GIVEN INSTRUCTION: Only a number is wanted: how many lines in the records below contain "Effect"?
— start of LISTING —
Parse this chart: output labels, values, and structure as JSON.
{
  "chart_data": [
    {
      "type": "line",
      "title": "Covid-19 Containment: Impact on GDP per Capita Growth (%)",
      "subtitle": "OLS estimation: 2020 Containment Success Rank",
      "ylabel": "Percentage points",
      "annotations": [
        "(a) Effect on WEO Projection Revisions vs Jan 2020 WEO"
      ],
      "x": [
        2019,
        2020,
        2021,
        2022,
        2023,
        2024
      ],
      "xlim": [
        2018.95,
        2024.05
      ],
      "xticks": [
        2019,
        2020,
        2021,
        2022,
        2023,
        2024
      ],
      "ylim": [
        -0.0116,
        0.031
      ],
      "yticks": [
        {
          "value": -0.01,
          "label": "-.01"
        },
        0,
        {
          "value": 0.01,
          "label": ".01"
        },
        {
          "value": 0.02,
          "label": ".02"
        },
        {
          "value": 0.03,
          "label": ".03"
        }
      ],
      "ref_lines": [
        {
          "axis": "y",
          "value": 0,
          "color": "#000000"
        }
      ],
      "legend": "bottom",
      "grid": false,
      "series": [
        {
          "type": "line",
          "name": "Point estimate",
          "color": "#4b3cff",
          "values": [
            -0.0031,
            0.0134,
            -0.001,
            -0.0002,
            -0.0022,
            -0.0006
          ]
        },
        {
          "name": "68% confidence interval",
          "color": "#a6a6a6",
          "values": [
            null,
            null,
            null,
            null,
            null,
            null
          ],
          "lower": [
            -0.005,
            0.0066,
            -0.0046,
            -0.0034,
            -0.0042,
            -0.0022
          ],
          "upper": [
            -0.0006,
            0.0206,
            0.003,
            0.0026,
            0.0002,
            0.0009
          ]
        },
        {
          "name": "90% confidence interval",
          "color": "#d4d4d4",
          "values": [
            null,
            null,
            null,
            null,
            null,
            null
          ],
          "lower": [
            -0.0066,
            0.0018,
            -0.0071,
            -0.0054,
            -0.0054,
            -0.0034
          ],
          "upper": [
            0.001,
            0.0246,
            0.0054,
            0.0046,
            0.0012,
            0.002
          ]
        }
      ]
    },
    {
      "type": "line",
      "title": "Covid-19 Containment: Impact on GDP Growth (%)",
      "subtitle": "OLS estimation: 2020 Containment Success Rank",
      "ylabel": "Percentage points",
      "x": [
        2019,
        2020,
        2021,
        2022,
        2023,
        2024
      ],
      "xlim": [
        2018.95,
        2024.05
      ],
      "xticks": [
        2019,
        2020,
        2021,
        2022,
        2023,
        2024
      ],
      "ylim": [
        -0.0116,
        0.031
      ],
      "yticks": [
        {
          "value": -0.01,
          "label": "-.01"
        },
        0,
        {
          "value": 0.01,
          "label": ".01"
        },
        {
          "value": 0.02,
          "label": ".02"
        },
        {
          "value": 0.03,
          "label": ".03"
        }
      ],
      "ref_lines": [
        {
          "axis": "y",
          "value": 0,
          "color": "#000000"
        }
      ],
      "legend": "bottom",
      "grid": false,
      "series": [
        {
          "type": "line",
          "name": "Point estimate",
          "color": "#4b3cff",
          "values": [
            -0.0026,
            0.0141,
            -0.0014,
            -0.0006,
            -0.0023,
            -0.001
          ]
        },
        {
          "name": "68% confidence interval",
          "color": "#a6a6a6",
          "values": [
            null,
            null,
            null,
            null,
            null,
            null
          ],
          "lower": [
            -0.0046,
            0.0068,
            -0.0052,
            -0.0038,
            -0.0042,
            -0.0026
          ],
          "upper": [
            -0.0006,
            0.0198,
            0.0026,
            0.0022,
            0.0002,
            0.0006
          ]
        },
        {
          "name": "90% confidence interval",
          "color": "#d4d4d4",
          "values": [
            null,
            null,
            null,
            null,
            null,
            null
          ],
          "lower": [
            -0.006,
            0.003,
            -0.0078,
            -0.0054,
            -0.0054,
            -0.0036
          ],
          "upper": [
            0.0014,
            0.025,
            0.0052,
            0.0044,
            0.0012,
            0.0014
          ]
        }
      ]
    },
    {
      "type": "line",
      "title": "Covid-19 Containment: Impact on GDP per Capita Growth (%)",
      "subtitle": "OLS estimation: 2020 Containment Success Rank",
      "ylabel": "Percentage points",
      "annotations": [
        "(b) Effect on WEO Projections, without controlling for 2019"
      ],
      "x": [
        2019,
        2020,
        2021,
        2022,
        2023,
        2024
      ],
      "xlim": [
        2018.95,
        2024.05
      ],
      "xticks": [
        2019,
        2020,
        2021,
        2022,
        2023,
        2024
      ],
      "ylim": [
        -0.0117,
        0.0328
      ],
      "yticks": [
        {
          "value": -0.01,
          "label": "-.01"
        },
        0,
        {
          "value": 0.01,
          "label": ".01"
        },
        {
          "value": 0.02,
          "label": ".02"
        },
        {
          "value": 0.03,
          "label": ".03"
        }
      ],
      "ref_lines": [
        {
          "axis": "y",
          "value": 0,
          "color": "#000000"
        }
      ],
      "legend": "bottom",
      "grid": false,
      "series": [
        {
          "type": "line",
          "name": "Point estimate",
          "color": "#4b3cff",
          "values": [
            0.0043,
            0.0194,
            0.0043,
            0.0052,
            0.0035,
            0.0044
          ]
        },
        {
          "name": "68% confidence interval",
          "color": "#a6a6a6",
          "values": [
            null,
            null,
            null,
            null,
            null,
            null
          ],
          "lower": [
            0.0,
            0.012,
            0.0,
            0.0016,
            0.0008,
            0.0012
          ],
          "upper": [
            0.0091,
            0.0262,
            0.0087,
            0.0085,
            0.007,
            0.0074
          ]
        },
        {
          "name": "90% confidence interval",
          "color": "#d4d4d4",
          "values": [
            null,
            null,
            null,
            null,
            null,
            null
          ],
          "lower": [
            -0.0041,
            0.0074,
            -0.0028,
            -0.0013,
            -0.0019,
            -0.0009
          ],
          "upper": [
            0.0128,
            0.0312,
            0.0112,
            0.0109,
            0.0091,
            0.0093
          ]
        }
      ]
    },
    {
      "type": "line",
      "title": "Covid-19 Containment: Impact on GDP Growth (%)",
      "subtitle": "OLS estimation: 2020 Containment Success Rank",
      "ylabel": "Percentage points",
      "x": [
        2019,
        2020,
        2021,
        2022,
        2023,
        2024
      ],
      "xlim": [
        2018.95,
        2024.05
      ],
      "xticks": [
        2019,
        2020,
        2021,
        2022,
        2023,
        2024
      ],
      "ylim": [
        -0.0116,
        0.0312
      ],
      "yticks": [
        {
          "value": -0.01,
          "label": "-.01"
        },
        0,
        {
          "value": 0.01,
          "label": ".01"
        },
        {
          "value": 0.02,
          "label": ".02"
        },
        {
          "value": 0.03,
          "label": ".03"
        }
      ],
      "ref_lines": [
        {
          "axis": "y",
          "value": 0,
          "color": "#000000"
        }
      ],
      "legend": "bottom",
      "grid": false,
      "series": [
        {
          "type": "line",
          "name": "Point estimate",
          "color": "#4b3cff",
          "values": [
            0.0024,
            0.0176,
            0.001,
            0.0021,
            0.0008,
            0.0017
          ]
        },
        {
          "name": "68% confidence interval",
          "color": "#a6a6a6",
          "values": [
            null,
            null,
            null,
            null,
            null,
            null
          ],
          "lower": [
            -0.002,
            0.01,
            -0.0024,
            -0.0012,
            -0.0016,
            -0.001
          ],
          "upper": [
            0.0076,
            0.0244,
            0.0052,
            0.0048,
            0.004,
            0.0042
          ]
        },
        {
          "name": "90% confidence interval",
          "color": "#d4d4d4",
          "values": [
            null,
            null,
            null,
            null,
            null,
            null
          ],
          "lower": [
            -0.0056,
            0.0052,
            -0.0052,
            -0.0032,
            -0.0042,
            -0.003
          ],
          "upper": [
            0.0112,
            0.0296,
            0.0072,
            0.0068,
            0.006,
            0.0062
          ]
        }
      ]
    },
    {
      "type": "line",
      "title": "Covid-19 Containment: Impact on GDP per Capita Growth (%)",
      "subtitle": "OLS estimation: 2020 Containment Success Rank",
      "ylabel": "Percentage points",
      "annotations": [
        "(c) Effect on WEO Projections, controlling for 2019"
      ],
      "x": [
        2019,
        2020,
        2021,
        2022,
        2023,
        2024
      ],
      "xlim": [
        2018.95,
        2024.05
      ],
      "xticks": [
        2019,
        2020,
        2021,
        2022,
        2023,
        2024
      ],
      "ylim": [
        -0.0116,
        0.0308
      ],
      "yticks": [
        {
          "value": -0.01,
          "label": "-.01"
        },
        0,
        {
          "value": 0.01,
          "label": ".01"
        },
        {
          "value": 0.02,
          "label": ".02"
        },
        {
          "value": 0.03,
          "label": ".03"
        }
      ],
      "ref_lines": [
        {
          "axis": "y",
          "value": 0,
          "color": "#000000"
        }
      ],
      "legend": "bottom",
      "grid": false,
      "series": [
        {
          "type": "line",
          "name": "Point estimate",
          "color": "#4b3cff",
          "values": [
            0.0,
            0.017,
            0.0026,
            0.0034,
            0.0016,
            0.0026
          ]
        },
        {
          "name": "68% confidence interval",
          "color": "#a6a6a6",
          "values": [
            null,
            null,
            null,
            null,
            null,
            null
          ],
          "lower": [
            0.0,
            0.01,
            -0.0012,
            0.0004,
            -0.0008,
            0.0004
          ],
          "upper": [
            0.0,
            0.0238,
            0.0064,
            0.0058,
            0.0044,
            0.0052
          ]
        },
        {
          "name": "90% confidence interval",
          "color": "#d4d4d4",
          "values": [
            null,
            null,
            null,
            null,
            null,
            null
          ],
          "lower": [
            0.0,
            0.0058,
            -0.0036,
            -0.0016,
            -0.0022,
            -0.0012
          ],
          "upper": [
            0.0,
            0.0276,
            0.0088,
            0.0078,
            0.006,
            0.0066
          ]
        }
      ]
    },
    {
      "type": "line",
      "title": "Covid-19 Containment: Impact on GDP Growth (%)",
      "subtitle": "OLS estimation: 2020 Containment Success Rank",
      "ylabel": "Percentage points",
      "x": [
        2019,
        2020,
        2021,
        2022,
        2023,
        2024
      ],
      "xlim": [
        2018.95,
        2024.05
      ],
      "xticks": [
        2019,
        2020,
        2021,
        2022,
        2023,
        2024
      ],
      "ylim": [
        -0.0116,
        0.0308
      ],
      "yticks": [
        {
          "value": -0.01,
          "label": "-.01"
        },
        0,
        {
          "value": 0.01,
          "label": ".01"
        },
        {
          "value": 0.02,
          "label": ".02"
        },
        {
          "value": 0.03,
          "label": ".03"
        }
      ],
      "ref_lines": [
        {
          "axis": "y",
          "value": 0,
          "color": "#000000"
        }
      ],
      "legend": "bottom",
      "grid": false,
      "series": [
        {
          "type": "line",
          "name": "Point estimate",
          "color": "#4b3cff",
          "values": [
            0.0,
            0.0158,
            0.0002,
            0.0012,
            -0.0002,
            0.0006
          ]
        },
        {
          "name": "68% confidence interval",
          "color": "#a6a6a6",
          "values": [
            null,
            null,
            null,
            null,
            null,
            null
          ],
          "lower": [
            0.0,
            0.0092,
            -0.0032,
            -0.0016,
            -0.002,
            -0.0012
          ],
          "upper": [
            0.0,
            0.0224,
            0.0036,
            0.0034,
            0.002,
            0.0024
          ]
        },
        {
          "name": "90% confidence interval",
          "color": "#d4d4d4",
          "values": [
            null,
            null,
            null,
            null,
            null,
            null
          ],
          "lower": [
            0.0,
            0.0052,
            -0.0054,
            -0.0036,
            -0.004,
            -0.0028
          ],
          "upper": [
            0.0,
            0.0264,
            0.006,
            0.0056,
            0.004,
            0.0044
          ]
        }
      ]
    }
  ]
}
— end of LISTING —
SOLUTION TO THE EXERCISE: 3